## Excerpt to read
___

ATadConfused · 26/05/2022 10:48

@Worriedmother91 Have you tried giving him something if yours that HE thinks is very special to you (but isn't actually valuable ir special) to 'look after' while he's at school. Costume jewellery etc.

Have you talked to him about your health & dying, explain it's very very unusual for people your age to get seriously unwell or die. (Maybe he knows someone who has it he's heard too much in the news?? Somethings obviously kicked off this worry for him).

At might try the 'just popping into 'another room' to 'xyz' I'll be right back and do go back after 5 minutes, rinse & repeat.

Plan nice things to look forward to together. Talk about the 'boring' things you need to do at work/home.

Can you get someone else to take him to school for a few days? Try to break the cycle?

(next time it's better to start your own thread & @ the ouster of the original thread as most people don't read beyond the original post and will now @ the OP.

have you tried googling 'separation techniques for young children'. IF you decide to try to find a private therapist, make sure they're suitably qualified for anxiety in children.

Best of luck with DS, it is hard!!

___

## Provided data
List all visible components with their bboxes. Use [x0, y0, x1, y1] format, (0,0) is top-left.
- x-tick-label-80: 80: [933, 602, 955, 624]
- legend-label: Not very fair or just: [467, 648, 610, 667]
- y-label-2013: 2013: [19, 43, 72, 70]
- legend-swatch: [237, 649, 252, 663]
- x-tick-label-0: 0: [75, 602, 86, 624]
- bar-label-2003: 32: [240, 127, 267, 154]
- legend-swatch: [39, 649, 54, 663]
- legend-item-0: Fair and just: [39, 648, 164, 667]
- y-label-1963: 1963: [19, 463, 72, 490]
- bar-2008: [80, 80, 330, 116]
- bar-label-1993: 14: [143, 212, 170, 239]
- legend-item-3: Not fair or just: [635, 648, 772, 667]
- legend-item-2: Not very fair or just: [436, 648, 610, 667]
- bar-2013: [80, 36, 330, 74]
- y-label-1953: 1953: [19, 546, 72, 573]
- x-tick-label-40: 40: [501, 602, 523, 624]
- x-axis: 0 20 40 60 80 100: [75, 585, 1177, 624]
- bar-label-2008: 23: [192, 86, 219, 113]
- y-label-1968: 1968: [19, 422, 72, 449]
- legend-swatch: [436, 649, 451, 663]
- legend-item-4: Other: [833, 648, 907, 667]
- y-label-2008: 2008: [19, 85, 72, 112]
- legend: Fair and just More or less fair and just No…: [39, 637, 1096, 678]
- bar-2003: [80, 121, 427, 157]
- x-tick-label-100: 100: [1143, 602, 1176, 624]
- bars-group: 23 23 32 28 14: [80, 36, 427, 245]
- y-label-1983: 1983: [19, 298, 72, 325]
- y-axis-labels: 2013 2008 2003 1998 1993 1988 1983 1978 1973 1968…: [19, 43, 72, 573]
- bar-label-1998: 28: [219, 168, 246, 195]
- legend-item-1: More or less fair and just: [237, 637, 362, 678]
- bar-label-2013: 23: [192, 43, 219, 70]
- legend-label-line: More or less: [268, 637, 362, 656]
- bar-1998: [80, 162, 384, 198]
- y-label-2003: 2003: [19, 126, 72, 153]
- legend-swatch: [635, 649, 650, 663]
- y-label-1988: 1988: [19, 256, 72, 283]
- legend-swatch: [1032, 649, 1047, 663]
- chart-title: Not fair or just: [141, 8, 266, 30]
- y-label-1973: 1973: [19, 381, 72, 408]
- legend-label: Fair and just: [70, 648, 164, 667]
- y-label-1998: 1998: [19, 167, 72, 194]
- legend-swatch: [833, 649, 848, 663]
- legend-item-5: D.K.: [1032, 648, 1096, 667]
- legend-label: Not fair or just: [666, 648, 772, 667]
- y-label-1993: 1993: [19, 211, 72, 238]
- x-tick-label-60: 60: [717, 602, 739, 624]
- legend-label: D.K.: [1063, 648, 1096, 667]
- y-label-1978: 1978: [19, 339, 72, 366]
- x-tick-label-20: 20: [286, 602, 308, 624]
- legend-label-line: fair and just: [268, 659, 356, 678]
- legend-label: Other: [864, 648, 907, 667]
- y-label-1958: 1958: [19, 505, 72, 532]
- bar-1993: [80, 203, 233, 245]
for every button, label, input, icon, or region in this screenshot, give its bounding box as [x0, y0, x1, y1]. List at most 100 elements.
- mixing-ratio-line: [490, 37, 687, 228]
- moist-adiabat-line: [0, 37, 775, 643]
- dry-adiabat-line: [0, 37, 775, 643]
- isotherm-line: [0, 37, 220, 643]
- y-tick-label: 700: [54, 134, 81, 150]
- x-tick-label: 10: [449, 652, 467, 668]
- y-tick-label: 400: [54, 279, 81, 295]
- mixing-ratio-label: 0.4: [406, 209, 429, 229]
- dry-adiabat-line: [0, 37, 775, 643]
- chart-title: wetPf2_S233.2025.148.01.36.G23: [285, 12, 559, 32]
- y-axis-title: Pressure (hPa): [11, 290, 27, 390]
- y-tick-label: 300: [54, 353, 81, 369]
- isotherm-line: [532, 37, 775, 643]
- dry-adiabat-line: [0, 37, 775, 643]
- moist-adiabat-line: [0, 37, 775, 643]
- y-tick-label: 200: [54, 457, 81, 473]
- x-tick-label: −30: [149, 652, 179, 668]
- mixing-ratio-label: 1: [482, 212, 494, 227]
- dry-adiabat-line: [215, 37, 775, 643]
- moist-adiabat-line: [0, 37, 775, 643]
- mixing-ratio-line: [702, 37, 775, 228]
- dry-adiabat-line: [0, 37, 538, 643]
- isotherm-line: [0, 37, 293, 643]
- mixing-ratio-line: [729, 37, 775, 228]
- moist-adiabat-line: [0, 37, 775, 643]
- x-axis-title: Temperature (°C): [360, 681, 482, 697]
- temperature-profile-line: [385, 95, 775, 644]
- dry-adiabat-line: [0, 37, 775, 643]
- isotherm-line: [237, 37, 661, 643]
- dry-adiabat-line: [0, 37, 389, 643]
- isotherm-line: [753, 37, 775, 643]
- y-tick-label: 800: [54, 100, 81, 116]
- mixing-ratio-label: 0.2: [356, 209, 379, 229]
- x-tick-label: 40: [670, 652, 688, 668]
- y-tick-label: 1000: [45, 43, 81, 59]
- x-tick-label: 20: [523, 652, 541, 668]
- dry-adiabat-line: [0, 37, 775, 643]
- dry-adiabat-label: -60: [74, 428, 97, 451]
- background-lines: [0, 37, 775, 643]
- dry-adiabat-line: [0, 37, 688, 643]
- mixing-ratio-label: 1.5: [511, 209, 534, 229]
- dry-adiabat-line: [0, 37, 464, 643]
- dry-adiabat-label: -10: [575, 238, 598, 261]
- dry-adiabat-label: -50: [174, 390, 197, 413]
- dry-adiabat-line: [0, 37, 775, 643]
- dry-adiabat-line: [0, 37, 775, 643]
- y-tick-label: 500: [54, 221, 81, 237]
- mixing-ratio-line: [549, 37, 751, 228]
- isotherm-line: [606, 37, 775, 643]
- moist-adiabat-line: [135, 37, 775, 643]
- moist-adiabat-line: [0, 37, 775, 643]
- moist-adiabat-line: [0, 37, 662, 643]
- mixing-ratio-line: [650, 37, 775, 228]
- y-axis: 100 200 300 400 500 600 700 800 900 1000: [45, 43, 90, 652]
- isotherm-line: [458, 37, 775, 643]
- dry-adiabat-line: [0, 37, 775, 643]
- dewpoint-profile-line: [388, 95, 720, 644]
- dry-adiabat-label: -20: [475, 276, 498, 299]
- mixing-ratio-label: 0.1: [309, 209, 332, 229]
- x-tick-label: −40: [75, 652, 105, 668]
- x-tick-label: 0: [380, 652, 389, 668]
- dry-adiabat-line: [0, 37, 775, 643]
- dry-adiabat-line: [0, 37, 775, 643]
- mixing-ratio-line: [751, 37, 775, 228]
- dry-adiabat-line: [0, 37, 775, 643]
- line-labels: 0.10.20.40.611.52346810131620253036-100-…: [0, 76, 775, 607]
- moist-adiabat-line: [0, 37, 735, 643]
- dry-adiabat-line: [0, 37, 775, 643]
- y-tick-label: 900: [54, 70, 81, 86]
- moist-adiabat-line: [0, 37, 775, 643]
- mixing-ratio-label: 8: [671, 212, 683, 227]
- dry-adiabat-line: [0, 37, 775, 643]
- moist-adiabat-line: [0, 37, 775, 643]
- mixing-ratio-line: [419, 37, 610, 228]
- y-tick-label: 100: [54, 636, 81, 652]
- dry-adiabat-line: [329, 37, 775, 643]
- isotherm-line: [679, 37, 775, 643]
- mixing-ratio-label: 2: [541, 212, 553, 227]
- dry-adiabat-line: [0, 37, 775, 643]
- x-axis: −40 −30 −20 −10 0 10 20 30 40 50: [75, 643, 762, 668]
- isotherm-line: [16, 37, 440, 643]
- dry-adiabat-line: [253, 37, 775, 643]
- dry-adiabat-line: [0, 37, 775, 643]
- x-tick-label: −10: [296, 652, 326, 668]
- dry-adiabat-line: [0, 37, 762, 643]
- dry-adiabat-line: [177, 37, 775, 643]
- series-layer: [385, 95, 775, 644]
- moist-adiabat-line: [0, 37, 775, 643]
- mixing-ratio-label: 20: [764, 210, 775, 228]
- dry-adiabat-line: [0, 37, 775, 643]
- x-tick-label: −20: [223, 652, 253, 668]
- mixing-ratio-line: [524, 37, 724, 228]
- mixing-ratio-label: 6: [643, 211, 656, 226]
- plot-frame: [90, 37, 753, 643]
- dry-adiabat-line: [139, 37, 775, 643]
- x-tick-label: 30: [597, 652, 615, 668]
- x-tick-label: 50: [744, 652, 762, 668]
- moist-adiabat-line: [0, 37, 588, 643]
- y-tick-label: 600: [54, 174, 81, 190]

___

## What the exercise asks
Answer these questions about the forum post:
1. What example does the post give of something to hand the child to "look after" while he is at school?
2. According to the post, what should the parent explain is very unusual for people of the parent's age?
3. For what must a private therapist be suitably qualified, according to the post?

## Task solution
1. Costume jewellery.
2. Getting seriously unwell or dying.
3. Anxiety in children.